#### [Stated task]
Reproduce every line of the entries below verbatim, with no changes of any kind.
+ + + + + + +
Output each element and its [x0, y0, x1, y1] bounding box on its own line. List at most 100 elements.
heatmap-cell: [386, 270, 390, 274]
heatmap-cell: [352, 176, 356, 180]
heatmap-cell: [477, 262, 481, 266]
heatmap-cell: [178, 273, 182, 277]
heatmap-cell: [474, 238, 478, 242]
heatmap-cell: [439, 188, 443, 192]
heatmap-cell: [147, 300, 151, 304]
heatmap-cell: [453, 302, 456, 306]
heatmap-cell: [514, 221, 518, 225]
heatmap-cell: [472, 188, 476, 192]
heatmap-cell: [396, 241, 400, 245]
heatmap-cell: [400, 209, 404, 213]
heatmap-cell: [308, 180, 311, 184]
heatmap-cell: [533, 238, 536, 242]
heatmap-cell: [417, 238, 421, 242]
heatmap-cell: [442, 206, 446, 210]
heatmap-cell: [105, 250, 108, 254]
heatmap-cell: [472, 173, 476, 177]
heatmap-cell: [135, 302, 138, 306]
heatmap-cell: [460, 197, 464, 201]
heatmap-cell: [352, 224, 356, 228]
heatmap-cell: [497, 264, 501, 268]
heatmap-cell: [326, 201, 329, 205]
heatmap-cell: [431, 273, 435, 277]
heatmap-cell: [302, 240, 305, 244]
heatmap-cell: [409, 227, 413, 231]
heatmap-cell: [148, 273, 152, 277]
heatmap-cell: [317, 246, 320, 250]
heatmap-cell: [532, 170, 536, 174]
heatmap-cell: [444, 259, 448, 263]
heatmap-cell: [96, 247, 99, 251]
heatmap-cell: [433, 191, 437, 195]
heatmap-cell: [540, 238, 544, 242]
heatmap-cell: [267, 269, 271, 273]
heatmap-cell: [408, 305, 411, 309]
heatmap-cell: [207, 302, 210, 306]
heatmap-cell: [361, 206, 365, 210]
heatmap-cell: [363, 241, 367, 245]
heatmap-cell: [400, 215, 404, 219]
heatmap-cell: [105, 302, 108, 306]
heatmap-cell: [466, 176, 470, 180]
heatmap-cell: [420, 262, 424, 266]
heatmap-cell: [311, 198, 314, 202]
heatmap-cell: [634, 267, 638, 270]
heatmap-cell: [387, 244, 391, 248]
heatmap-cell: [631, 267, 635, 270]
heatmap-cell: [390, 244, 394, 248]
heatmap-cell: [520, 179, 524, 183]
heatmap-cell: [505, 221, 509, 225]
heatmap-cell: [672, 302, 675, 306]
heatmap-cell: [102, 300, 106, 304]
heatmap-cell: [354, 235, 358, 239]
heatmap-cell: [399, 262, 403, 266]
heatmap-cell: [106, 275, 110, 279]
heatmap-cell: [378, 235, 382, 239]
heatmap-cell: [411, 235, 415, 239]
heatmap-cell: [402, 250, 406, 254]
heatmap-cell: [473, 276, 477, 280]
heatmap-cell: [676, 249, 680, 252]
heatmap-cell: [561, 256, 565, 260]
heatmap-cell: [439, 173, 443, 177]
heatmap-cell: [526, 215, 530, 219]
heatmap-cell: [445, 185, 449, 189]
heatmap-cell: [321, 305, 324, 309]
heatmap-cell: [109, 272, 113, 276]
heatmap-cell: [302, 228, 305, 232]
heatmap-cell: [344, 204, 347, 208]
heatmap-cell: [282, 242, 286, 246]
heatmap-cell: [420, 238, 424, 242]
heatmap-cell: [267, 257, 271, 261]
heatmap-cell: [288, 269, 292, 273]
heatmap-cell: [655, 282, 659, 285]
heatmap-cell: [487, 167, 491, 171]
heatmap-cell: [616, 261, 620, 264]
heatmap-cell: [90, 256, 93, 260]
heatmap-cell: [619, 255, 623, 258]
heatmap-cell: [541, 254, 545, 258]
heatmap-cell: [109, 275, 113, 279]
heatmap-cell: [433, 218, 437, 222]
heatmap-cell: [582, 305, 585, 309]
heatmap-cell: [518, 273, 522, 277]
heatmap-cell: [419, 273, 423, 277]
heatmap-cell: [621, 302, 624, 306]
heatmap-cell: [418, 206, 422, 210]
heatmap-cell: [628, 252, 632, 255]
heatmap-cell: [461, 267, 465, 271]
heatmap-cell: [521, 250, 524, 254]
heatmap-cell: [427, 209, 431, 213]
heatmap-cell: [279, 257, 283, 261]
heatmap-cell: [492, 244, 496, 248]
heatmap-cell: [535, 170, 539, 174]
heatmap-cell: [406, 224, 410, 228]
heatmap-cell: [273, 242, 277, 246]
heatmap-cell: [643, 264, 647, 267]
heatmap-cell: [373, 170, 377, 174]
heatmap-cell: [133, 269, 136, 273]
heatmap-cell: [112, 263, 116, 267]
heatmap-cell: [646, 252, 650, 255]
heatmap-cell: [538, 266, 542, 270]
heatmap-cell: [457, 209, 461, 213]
+ + + + + + +
#### [Written response]
Output each element and its [x0, y0, x1, y1] bounding box on its own line. List at most 100 elements.
heatmap-cell: [386, 270, 390, 274]
heatmap-cell: [352, 176, 356, 180]
heatmap-cell: [477, 262, 481, 266]
heatmap-cell: [178, 273, 182, 277]
heatmap-cell: [474, 238, 478, 242]
heatmap-cell: [439, 188, 443, 192]
heatmap-cell: [147, 300, 151, 304]
heatmap-cell: [453, 302, 456, 306]
heatmap-cell: [514, 221, 518, 225]
heatmap-cell: [472, 188, 476, 192]
heatmap-cell: [396, 241, 400, 245]
heatmap-cell: [400, 209, 404, 213]
heatmap-cell: [308, 180, 311, 184]
heatmap-cell: [533, 238, 536, 242]
heatmap-cell: [417, 238, 421, 242]
heatmap-cell: [442, 206, 446, 210]
heatmap-cell: [105, 250, 108, 254]
heatmap-cell: [472, 173, 476, 177]
heatmap-cell: [135, 302, 138, 306]
heatmap-cell: [460, 197, 464, 201]
heatmap-cell: [352, 224, 356, 228]
heatmap-cell: [497, 264, 501, 268]
heatmap-cell: [326, 201, 329, 205]
heatmap-cell: [431, 273, 435, 277]
heatmap-cell: [302, 240, 305, 244]
heatmap-cell: [409, 227, 413, 231]
heatmap-cell: [148, 273, 152, 277]
heatmap-cell: [317, 246, 320, 250]
heatmap-cell: [532, 170, 536, 174]
heatmap-cell: [444, 259, 448, 263]
heatmap-cell: [96, 247, 99, 251]
heatmap-cell: [433, 191, 437, 195]
heatmap-cell: [540, 238, 544, 242]
heatmap-cell: [267, 269, 271, 273]
heatmap-cell: [408, 305, 411, 309]
heatmap-cell: [207, 302, 210, 306]
heatmap-cell: [361, 206, 365, 210]
heatmap-cell: [363, 241, 367, 245]
heatmap-cell: [400, 215, 404, 219]
heatmap-cell: [105, 302, 108, 306]
heatmap-cell: [466, 176, 470, 180]
heatmap-cell: [420, 262, 424, 266]
heatmap-cell: [311, 198, 314, 202]
heatmap-cell: [634, 267, 638, 270]
heatmap-cell: [387, 244, 391, 248]
heatmap-cell: [631, 267, 635, 270]
heatmap-cell: [390, 244, 394, 248]
heatmap-cell: [520, 179, 524, 183]
heatmap-cell: [505, 221, 509, 225]
heatmap-cell: [672, 302, 675, 306]
heatmap-cell: [102, 300, 106, 304]
heatmap-cell: [354, 235, 358, 239]
heatmap-cell: [399, 262, 403, 266]
heatmap-cell: [106, 275, 110, 279]
heatmap-cell: [378, 235, 382, 239]
heatmap-cell: [411, 235, 415, 239]
heatmap-cell: [402, 250, 406, 254]
heatmap-cell: [473, 276, 477, 280]
heatmap-cell: [676, 249, 680, 252]
heatmap-cell: [561, 256, 565, 260]
heatmap-cell: [439, 173, 443, 177]
heatmap-cell: [526, 215, 530, 219]
heatmap-cell: [445, 185, 449, 189]
heatmap-cell: [321, 305, 324, 309]
heatmap-cell: [109, 272, 113, 276]
heatmap-cell: [302, 228, 305, 232]
heatmap-cell: [344, 204, 347, 208]
heatmap-cell: [282, 242, 286, 246]
heatmap-cell: [420, 238, 424, 242]
heatmap-cell: [267, 257, 271, 261]
heatmap-cell: [288, 269, 292, 273]
heatmap-cell: [655, 282, 659, 285]
heatmap-cell: [487, 167, 491, 171]
heatmap-cell: [616, 261, 620, 264]
heatmap-cell: [90, 256, 93, 260]
heatmap-cell: [619, 255, 623, 258]
heatmap-cell: [541, 254, 545, 258]
heatmap-cell: [109, 275, 113, 279]
heatmap-cell: [433, 218, 437, 222]
heatmap-cell: [582, 305, 585, 309]
heatmap-cell: [518, 273, 522, 277]
heatmap-cell: [419, 273, 423, 277]
heatmap-cell: [621, 302, 624, 306]
heatmap-cell: [418, 206, 422, 210]
heatmap-cell: [628, 252, 632, 255]
heatmap-cell: [461, 267, 465, 271]
heatmap-cell: [521, 250, 524, 254]
heatmap-cell: [427, 209, 431, 213]
heatmap-cell: [279, 257, 283, 261]
heatmap-cell: [492, 244, 496, 248]
heatmap-cell: [535, 170, 539, 174]
heatmap-cell: [406, 224, 410, 228]
heatmap-cell: [273, 242, 277, 246]
heatmap-cell: [643, 264, 647, 267]
heatmap-cell: [373, 170, 377, 174]
heatmap-cell: [133, 269, 136, 273]
heatmap-cell: [112, 263, 116, 267]
heatmap-cell: [646, 252, 650, 255]
heatmap-cell: [538, 266, 542, 270]
heatmap-cell: [457, 209, 461, 213]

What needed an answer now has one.